_DATASET ROWS_
^^^^^^^^^^^^^^^^

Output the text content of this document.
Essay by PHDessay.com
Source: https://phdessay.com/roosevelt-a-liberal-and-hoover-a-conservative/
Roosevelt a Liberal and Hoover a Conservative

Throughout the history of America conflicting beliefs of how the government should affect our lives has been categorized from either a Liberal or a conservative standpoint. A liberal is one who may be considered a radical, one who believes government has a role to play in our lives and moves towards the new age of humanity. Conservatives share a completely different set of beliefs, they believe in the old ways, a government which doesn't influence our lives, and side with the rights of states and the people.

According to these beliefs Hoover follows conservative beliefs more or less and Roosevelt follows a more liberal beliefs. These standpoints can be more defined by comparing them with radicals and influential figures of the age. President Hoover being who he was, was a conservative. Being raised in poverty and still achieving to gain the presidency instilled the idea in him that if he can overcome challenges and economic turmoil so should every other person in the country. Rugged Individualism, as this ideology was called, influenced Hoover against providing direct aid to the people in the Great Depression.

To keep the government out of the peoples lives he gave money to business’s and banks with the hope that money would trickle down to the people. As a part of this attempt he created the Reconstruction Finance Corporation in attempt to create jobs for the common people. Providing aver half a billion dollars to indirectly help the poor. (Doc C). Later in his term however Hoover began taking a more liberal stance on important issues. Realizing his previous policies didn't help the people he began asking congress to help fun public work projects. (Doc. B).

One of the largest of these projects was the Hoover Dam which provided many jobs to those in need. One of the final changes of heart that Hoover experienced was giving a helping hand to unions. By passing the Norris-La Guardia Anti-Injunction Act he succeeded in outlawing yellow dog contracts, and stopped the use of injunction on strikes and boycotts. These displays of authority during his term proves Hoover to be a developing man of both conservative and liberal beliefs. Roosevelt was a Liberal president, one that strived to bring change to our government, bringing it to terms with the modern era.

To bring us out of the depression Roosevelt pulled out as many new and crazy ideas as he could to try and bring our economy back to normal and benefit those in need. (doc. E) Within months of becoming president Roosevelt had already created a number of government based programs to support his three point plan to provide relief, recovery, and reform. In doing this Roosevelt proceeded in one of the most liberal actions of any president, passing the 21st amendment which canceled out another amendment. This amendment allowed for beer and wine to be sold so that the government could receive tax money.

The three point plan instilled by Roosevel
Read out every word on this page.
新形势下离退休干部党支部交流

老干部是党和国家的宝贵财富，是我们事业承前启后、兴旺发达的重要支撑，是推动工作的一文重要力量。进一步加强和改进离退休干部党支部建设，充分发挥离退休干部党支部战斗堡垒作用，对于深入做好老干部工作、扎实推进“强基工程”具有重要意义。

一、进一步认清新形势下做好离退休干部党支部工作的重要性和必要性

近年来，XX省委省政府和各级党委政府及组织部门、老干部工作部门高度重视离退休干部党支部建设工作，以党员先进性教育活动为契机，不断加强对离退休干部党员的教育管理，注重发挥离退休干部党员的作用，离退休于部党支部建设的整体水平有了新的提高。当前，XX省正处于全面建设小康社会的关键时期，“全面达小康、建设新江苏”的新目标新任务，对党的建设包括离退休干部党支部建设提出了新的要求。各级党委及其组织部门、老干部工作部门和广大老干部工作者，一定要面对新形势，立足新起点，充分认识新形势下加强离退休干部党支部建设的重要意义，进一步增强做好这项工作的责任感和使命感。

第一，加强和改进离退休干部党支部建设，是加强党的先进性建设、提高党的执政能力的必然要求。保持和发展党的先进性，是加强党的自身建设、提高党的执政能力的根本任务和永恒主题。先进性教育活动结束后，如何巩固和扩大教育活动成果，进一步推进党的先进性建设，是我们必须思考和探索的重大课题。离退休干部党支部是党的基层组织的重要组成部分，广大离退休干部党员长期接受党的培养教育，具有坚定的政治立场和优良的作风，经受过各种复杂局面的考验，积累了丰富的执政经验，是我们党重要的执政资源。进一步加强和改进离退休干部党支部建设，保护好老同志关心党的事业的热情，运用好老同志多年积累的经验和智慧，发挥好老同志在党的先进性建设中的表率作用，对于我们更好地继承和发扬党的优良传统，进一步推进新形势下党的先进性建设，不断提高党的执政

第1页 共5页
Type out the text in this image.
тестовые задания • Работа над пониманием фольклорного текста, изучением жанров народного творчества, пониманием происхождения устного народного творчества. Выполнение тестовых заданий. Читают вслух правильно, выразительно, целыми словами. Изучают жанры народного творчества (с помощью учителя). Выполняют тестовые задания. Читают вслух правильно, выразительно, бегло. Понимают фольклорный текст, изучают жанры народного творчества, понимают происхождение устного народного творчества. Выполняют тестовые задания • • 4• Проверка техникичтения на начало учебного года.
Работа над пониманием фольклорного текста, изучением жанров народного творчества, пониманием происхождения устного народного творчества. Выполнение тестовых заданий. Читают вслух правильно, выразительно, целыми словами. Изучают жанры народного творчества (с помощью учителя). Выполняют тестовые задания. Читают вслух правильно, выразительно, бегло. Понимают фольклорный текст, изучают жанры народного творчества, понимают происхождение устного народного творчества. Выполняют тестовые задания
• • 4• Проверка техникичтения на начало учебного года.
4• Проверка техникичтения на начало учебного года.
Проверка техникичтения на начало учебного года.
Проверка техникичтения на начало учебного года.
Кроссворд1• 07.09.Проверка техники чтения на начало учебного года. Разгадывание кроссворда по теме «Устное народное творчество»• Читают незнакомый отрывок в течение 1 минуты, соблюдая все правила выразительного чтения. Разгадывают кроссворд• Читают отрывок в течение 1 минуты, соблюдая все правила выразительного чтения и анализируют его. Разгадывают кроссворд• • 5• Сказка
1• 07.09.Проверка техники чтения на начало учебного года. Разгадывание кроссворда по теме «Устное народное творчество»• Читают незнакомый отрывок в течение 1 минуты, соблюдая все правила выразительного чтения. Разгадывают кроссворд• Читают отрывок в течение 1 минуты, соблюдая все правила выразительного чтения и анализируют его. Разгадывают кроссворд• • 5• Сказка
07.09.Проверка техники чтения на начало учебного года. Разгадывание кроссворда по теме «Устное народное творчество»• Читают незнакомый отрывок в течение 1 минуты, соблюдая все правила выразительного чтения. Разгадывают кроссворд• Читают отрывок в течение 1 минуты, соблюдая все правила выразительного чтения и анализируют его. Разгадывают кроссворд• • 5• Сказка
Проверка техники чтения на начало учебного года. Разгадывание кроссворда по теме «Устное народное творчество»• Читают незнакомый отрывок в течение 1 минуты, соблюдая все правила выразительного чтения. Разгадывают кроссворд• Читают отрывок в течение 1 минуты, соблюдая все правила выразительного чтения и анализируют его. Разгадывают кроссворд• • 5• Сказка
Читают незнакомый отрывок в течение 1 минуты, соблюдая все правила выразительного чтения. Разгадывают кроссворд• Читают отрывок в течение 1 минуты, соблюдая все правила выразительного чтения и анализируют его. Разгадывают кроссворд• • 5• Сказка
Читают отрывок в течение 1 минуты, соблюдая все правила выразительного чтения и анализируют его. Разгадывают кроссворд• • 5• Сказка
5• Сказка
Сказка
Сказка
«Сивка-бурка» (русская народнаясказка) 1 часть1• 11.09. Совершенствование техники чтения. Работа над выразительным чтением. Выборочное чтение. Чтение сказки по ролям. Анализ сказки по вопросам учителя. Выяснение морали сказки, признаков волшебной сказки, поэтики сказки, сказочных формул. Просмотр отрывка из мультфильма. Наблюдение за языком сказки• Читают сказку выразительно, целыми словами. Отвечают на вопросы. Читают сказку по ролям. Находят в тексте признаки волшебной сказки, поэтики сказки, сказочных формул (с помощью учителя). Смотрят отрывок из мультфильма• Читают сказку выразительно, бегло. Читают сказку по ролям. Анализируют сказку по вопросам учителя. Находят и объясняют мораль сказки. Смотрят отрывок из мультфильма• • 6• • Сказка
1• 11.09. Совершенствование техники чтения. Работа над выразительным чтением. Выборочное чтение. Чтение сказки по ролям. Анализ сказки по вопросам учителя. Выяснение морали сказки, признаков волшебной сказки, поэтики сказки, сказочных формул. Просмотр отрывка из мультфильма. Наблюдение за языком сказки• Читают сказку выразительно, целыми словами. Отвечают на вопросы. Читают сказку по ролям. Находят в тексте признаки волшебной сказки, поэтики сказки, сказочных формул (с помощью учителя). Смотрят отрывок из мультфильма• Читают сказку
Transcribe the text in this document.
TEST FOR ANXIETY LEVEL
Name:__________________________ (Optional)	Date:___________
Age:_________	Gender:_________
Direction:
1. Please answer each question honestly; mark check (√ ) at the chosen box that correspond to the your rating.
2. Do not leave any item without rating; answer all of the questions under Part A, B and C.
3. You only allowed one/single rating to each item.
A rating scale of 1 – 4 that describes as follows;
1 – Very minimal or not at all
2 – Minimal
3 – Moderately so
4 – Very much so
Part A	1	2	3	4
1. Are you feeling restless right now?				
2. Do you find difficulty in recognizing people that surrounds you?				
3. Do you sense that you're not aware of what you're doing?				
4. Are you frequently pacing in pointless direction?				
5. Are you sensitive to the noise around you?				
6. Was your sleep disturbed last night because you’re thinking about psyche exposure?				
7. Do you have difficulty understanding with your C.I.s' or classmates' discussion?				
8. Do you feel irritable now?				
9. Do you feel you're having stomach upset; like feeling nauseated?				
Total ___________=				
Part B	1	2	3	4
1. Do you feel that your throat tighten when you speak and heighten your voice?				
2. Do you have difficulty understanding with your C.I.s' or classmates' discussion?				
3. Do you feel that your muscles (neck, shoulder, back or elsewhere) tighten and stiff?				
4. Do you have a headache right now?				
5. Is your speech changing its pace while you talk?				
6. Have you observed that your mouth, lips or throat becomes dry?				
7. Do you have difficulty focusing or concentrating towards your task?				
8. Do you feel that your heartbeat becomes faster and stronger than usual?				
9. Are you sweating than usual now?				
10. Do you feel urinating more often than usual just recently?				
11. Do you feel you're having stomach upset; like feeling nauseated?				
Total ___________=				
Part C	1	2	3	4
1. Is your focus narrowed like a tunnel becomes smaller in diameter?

^^^^^^^^^^^^^^^^

State the number of lines in the records that include "difficulty", and write nothing else.

4